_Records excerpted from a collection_
________________________________________
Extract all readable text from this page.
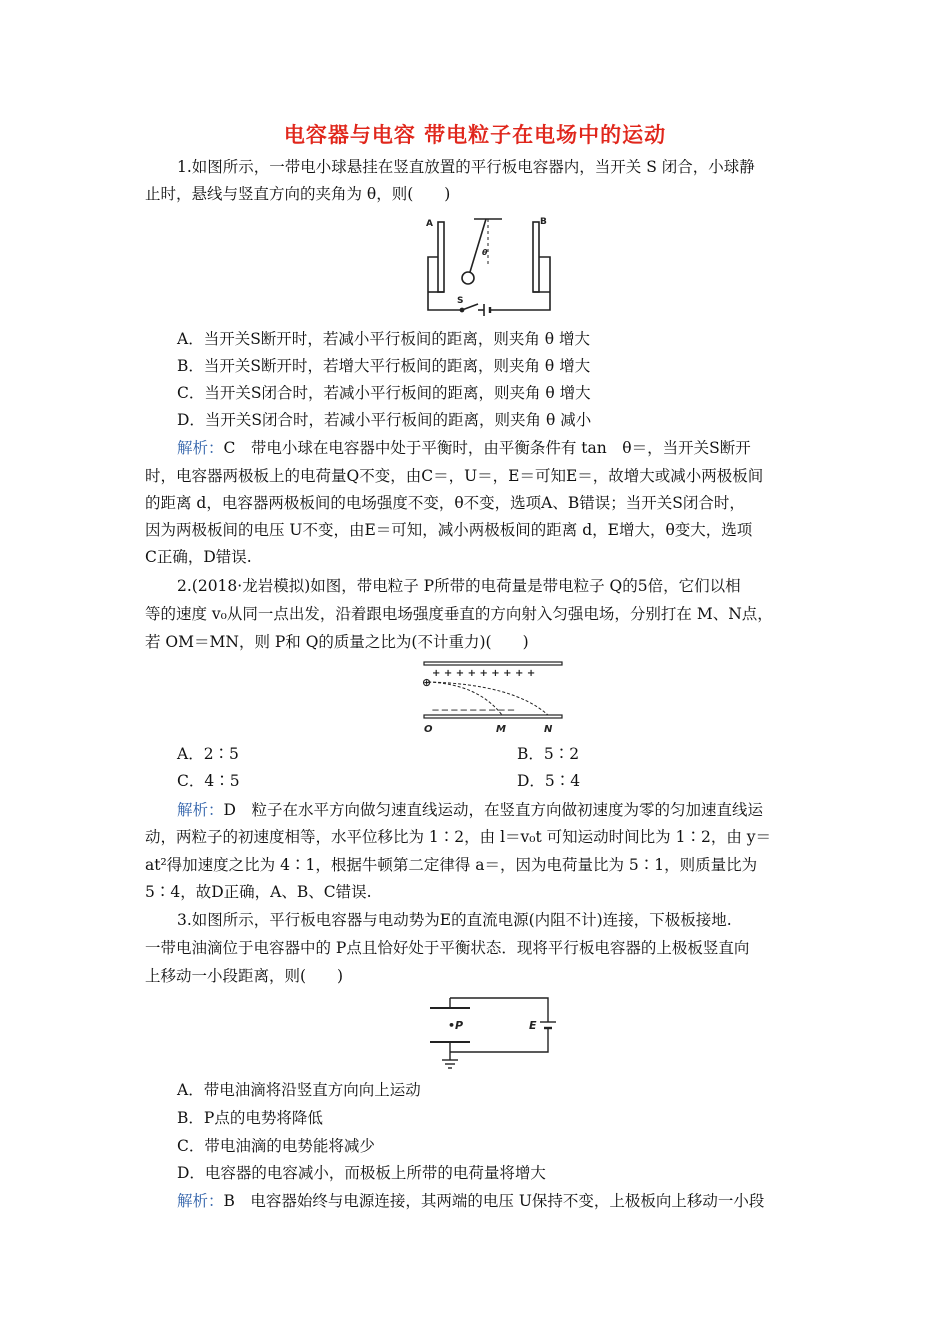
电容器与电容 带电粒子在电场中的运动
1.如图所示，一带电小球悬挂在竖直放置的平行板电容器内，当开关 S 闭合，小球静
止时，悬线与竖直方向的夹角为 θ，则(　　)
A	B
θ
S
A．当开关S断开时，若减小平行板间的距离，则夹角 θ 增大
B．当开关S断开时，若增大平行板间的距离，则夹角 θ 增大
C．当开关S闭合时，若减小平行板间的距离，则夹角 θ 增大
D．当开关S闭合时，若减小平行板间的距离，则夹角 θ 减小
解析：C　带电小球在电容器中处于平衡时，由平衡条件有 tan　θ＝，当开关S断开
时，电容器两极板上的电荷量Q不变，由C＝，U＝，E＝可知E＝，故增大或减小两极板间
的距离 d，电容器两极板间的电场强度不变，θ不变，选项A、B错误；当开关S闭合时，
因为两极板间的电压 U不变，由E＝可知，减小两极板间的距离 d，E增大，θ变大，选项
C正确，D错误.
2.(2018·龙岩模拟)如图，带电粒子 P所带的电荷量是带电粒子 Q的5倍，它们以相
等的速度 v₀从同一点出发，沿着跟电场强度垂直的方向射入匀强电场，分别打在 M、N点，
若 OM＝MN，则 P和 Q的质量之比为(不计重力)(　　)
+ + + + + + + + +
— — — — — — — — —
⊕
O	M	N
A．2∶5	B．5∶2
C．4∶5	D．5∶4
解析：D　粒子在水平方向做匀速直线运动，在竖直方向做初速度为零的匀加速直线运
动，两粒子的初速度相等，水平位移比为 1∶2，由 l＝v₀t 可知运动时间比为 1∶2，由 y＝
at²得加速度之比为 4∶1，根据牛顿第二定律得 a＝，因为电荷量比为 5∶1，则质量比为
5∶4，故D正确，A、B、C错误.
3.如图所示，平行板电容器与电动势为E的直流电源(内阻不计)连接，下极板接地.
一带电油滴位于电容器中的 P点且恰好处于平衡状态．现将平行板电容器的上极板竖直向
上移动一小段距离，则(　　)
•P	E
A．带电油滴将沿竖直方向向上运动
B．P点的电势将降低
C．带电油滴的电势能将减少
D．电容器的电容减小，而极板上所带的电荷量将增大
解析：B　电容器始终与电源连接，其两端的电压 U保持不变，上极板向上移动一小段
________________________________________
_Written problem_
Reproduce the material word for word. Any pictures should be left out of the copy.

_Problem solution_
Extract all readable text from this page.
电容器与电容 带电粒子在电场中的运动
1.如图所示，一带电小球悬挂在竖直放置的平行板电容器内，当开关 S 闭合，小球静
止时，悬线与竖直方向的夹角为 θ，则(　　)
A	B
θ
S
A．当开关S断开时，若减小平行板间的距离，则夹角 θ 增大
B．当开关S断开时，若增大平行板间的距离，则夹角 θ 增大
C．当开关S闭合时，若减小平行板间的距离，则夹角 θ 增大
D．当开关S闭合时，若减小平行板间的距离，则夹角 θ 减小
解析：C　带电小球在电容器中处于平衡时，由平衡条件有 tan　θ＝，当开关S断开
时，电容器两极板上的电荷量Q不变，由C＝，U＝，E＝可知E＝，故增大或减小两极板间
的距离 d，电容器两极板间的电场强度不变，θ不变，选项A、B错误；当开关S闭合时，
因为两极板间的电压 U不变，由E＝可知，减小两极板间的距离 d，E增大，θ变大，选项
C正确，D错误.
2.(2018·龙岩模拟)如图，带电粒子 P所带的电荷量是带电粒子 Q的5倍，它们以相
等的速度 v₀从同一点出发，沿着跟电场强度垂直的方向射入匀强电场，分别打在 M、N点，
若 OM＝MN，则 P和 Q的质量之比为(不计重力)(　　)
+ + + + + + + + +
— — — — — — — — —
⊕
O	M	N
A．2∶5	B．5∶2
C．4∶5	D．5∶4
解析：D　粒子在水平方向做匀速直线运动，在竖直方向做初速度为零的匀加速直线运
动，两粒子的初速度相等，水平位移比为 1∶2，由 l＝v₀t 可知运动时间比为 1∶2，由 y＝
at²得加速度之比为 4∶1，根据牛顿第二定律得 a＝，因为电荷量比为 5∶1，则质量比为
5∶4，故D正确，A、B、C错误.
3.如图所示，平行板电容器与电动势为E的直流电源(内阻不计)连接，下极板接地.
一带电油滴位于电容器中的 P点且恰好处于平衡状态．现将平行板电容器的上极板竖直向
上移动一小段距离，则(　　)
•P	E
A．带电油滴将沿竖直方向向上运动
B．P点的电势将降低
C．带电油滴的电势能将减少
D．电容器的电容减小，而极板上所带的电荷量将增大
解析：B　电容器始终与电源连接，其两端的电压 U保持不变，上极板向上移动一小段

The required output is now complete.